[Spatial layout data]
===============

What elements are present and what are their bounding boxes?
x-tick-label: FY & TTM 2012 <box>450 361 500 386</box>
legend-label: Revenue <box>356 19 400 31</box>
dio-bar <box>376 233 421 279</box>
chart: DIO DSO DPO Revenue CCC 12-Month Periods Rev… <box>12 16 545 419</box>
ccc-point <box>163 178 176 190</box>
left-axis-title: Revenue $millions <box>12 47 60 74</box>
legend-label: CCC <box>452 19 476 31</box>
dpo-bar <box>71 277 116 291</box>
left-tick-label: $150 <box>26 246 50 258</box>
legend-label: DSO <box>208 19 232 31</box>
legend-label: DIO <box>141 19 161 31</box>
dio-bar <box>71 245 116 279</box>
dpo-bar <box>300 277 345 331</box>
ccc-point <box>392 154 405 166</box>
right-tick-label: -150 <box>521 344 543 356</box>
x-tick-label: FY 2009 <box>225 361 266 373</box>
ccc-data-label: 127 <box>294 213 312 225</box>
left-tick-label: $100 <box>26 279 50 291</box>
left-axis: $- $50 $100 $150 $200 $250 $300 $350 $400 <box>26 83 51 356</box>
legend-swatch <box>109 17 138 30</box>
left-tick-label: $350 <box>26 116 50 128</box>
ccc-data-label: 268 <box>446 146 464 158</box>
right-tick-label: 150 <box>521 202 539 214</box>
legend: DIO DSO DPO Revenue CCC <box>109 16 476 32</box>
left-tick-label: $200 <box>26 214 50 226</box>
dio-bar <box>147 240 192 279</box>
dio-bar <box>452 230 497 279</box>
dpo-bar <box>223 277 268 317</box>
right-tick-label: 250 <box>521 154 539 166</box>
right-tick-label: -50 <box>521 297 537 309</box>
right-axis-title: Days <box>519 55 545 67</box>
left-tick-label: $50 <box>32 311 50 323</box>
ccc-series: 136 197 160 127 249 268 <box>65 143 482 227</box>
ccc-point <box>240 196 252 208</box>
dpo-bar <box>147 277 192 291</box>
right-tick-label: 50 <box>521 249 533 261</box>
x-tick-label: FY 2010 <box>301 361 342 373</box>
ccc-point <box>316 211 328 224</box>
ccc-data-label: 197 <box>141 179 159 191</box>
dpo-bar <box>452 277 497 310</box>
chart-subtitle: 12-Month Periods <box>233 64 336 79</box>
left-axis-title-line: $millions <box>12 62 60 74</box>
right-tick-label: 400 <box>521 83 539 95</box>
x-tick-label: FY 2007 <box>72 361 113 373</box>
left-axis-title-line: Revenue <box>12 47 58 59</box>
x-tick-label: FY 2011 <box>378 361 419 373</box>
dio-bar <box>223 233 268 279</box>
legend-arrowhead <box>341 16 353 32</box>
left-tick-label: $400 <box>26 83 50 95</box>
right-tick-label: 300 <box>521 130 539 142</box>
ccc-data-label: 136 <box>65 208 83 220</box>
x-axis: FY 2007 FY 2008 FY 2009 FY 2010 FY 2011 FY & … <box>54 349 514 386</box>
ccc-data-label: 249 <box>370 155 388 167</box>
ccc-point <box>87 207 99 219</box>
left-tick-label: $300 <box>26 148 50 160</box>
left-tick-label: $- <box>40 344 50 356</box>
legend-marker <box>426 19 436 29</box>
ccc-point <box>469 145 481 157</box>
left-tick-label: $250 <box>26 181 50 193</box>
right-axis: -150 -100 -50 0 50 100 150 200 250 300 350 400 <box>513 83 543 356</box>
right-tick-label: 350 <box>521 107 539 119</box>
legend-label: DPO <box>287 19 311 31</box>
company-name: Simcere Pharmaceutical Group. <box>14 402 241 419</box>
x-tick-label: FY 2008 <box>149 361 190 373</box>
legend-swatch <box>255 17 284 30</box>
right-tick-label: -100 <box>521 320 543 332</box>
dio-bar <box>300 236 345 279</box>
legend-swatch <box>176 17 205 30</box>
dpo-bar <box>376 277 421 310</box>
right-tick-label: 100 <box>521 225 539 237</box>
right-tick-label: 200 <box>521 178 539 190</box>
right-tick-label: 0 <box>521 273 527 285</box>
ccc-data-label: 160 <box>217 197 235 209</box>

===============

Your task
Identify every line in the material above that contains the string "chart", and copy each of those lines.

Answer for this exercise
chart: DIO DSO DPO Revenue CCC 12-Month Periods Rev… <box>12 16 545 419</box>
chart-subtitle: 12-Month Periods <box>233 64 336 79</box>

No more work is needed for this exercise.